--- EXERCISE AIM ---
Type out the data exactly as given. Skip any image.

--- GIVEN INFORMATION ---
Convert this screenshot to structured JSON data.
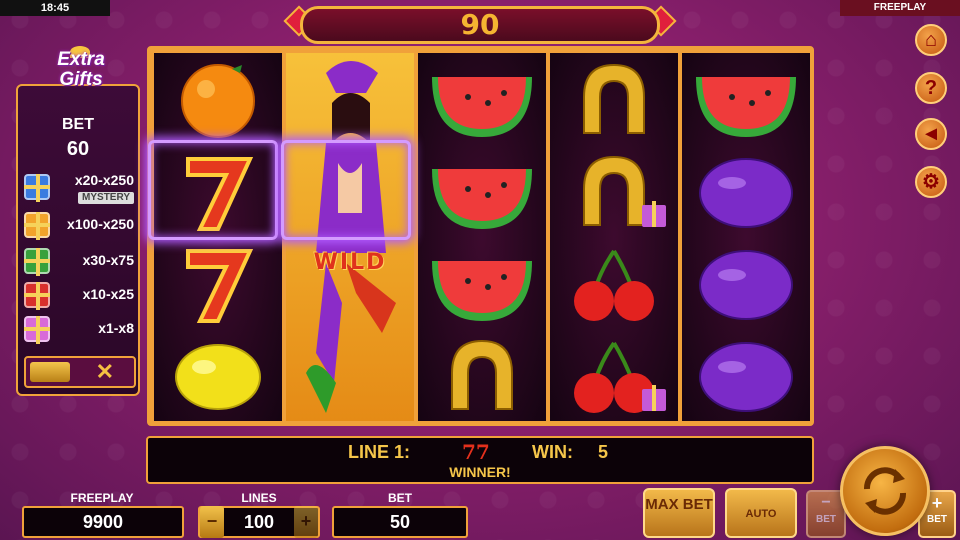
{
  "status": {
    "time": "18:45",
    "mode": "FREEPLAY"
  },
  "win_banner": {
    "value": "90"
  },
  "side_panel": {
    "logo_line1": "Extra",
    "logo_line2": "Gifts",
    "bet_label": "BET",
    "bet_value": "60",
    "payouts": [
      {
        "range": "x20-x250",
        "tag": "MYSTERY",
        "color": "#3a7be0"
      },
      {
        "range": "x100-x250",
        "color": "#f2a32b"
      },
      {
        "range": "x30-x75",
        "color": "#38a13c"
      },
      {
        "range": "x10-x25",
        "color": "#d8302c"
      },
      {
        "range": "x1-x8",
        "color": "#d86ad8"
      }
    ],
    "close_symbol": "✕"
  },
  "reels": {
    "wild_label": "WILD",
    "columns": [
      [
        "orange",
        "seven",
        "seven",
        "lemon"
      ],
      [
        "joker",
        "joker",
        "joker",
        "joker"
      ],
      [
        "watermelon",
        "watermelon",
        "watermelon",
        "horseshoe"
      ],
      [
        "horseshoe",
        "horseshoe-gift",
        "cherry",
        "cherry-gift"
      ],
      [
        "watermelon",
        "plum",
        "plum",
        "plum"
      ]
    ]
  },
  "win_line": {
    "line_label": "LINE 1:",
    "symbols": "77",
    "win_label": "WIN:",
    "win_value": "5",
    "status": "WINNER!"
  },
  "controls": {
    "freeplay_label": "FREEPLAY",
    "freeplay_value": "9900",
    "lines_label": "LINES",
    "lines_value": "100",
    "lines_minus": "−",
    "lines_plus": "+",
    "bet_label": "BET",
    "bet_value": "50",
    "max_bet_label": "MAX BET",
    "auto_label": "AUTO",
    "bet_minus_label": "BET",
    "bet_plus_label": "BET"
  },
  "side_menu": {
    "home": "⌂",
    "help": "?",
    "sound": "◄",
    "settings": "⚙"
  }
}
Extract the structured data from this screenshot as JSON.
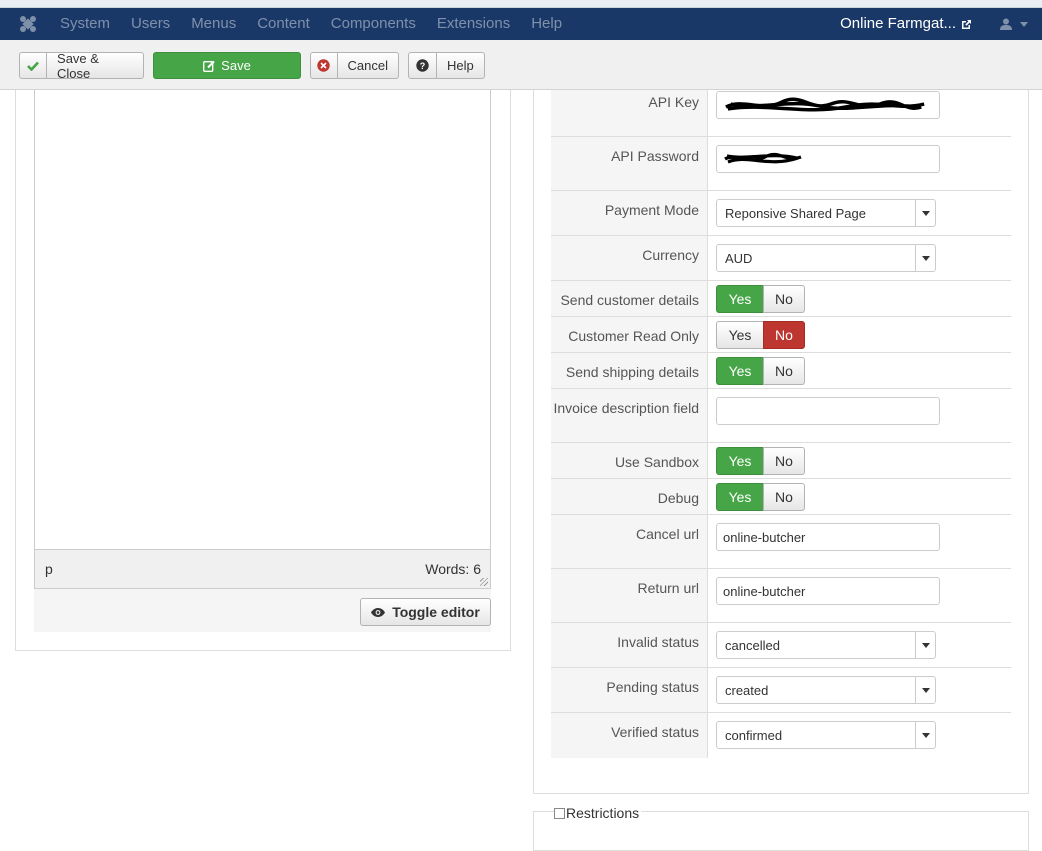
{
  "navbar": {
    "menu": [
      "System",
      "Users",
      "Menus",
      "Content",
      "Components",
      "Extensions",
      "Help"
    ],
    "site_name": "Online Farmgat..."
  },
  "toolbar": {
    "save_close": "Save & Close",
    "save": "Save",
    "cancel": "Cancel",
    "help": "Help"
  },
  "editor": {
    "path": "p",
    "words": "Words: 6",
    "toggle": "Toggle editor"
  },
  "form": {
    "api_key": {
      "label": "API Key",
      "value": ""
    },
    "api_password": {
      "label": "API Password",
      "value": ""
    },
    "payment_mode": {
      "label": "Payment Mode",
      "value": "Reponsive Shared Page"
    },
    "currency": {
      "label": "Currency",
      "value": "AUD"
    },
    "send_customer_details": {
      "label": "Send customer details",
      "value": "Yes"
    },
    "customer_read_only": {
      "label": "Customer Read Only",
      "value": "No"
    },
    "send_shipping_details": {
      "label": "Send shipping details",
      "value": "Yes"
    },
    "invoice_description": {
      "label": "Invoice description field",
      "value": ""
    },
    "use_sandbox": {
      "label": "Use Sandbox",
      "value": "Yes"
    },
    "debug": {
      "label": "Debug",
      "value": "Yes"
    },
    "cancel_url": {
      "label": "Cancel url",
      "value": "online-butcher"
    },
    "return_url": {
      "label": "Return url",
      "value": "online-butcher"
    },
    "invalid_status": {
      "label": "Invalid status",
      "value": "cancelled"
    },
    "pending_status": {
      "label": "Pending status",
      "value": "created"
    },
    "verified_status": {
      "label": "Verified status",
      "value": "confirmed"
    },
    "yes_label": "Yes",
    "no_label": "No"
  },
  "restrictions": {
    "label": "Restrictions"
  },
  "colors": {
    "navbar": "#1a3867",
    "success": "#46a546",
    "danger": "#bd362f"
  }
}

--- ANSWER TO THIS TASK ---
Convert this screenshot to structured JSON data.
{
  "status": {
    "time": "18:45",
    "mode": "FREEPLAY"
  },
  "win_banner": {
    "value": "90"
  },
  "side_panel": {
    "logo_line1": "Extra",
    "logo_line2": "Gifts",
    "bet_label": "BET",
    "bet_value": "60",
    "payouts": [
      {
        "range": "x20-x250",
        "tag": "MYSTERY",
        "color": "#3a7be0"
      },
      {
        "range": "x100-x250",
        "color": "#f2a32b"
      },
      {
        "range": "x30-x75",
        "color": "#38a13c"
      },
      {
        "range": "x10-x25",
        "color": "#d8302c"
      },
      {
        "range": "x1-x8",
        "color": "#d86ad8"
      }
    ],
    "close_symbol": "✕"
  },
  "reels": {
    "wild_label": "WILD",
    "columns": [
      [
        "orange",
        "seven",
        "seven",
        "lemon"
      ],
      [
        "joker",
        "joker",
        "joker",
        "joker"
      ],
      [
        "watermelon",
        "watermelon",
        "watermelon",
        "horseshoe"
      ],
      [
        "horseshoe",
        "horseshoe-gift",
        "cherry",
        "cherry-gift"
      ],
      [
        "watermelon",
        "plum",
        "plum",
        "plum"
      ]
    ]
  },
  "win_line": {
    "line_label": "LINE 1:",
    "symbols": "77",
    "win_label": "WIN:",
    "win_value": "5",
    "status": "WINNER!"
  },
  "controls": {
    "freeplay_label": "FREEPLAY",
    "freeplay_value": "9900",
    "lines_label": "LINES",
    "lines_value": "100",
    "lines_minus": "−",
    "lines_plus": "+",
    "bet_label": "BET",
    "bet_value": "50",
    "max_bet_label": "MAX BET",
    "auto_label": "AUTO",
    "bet_minus_label": "BET",
    "bet_plus_label": "BET"
  },
  "side_menu": {
    "home": "⌂",
    "help": "?",
    "sound": "◄",
    "settings": "⚙"
  }
}
Extract the structured data from this screenshot as JSON.
{
  "navbar": {
    "menu": [
      "System",
      "Users",
      "Menus",
      "Content",
      "Components",
      "Extensions",
      "Help"
    ],
    "site_name": "Online Farmgat..."
  },
  "toolbar": {
    "save_close": "Save & Close",
    "save": "Save",
    "cancel": "Cancel",
    "help": "Help"
  },
  "editor": {
    "path": "p",
    "words": "Words: 6",
    "toggle": "Toggle editor"
  },
  "form": {
    "api_key": {
      "label": "API Key",
      "value": ""
    },
    "api_password": {
      "label": "API Password",
      "value": ""
    },
    "payment_mode": {
      "label": "Payment Mode",
      "value": "Reponsive Shared Page"
    },
    "currency": {
      "label": "Currency",
      "value": "AUD"
    },
    "send_customer_details": {
      "label": "Send customer details",
      "value": "Yes"
    },
    "customer_read_only": {
      "label": "Customer Read Only",
      "value": "No"
    },
    "send_shipping_details": {
      "label": "Send shipping details",
      "value": "Yes"
    },
    "invoice_description": {
      "label": "Invoice description field",
      "value": ""
    },
    "use_sandbox": {
      "label": "Use Sandbox",
      "value": "Yes"
    },
    "debug": {
      "label": "Debug",
      "value": "Yes"
    },
    "cancel_url": {
      "label": "Cancel url",
      "value": "online-butcher"
    },
    "return_url": {
      "label": "Return url",
      "value": "online-butcher"
    },
    "invalid_status": {
      "label": "Invalid status",
      "value": "cancelled"
    },
    "pending_status": {
      "label": "Pending status",
      "value": "created"
    },
    "verified_status": {
      "label": "Verified status",
      "value": "confirmed"
    },
    "yes_label": "Yes",
    "no_label": "No"
  },
  "restrictions": {
    "label": "Restrictions"
  },
  "colors": {
    "navbar": "#1a3867",
    "success": "#46a546",
    "danger": "#bd362f"
  }
}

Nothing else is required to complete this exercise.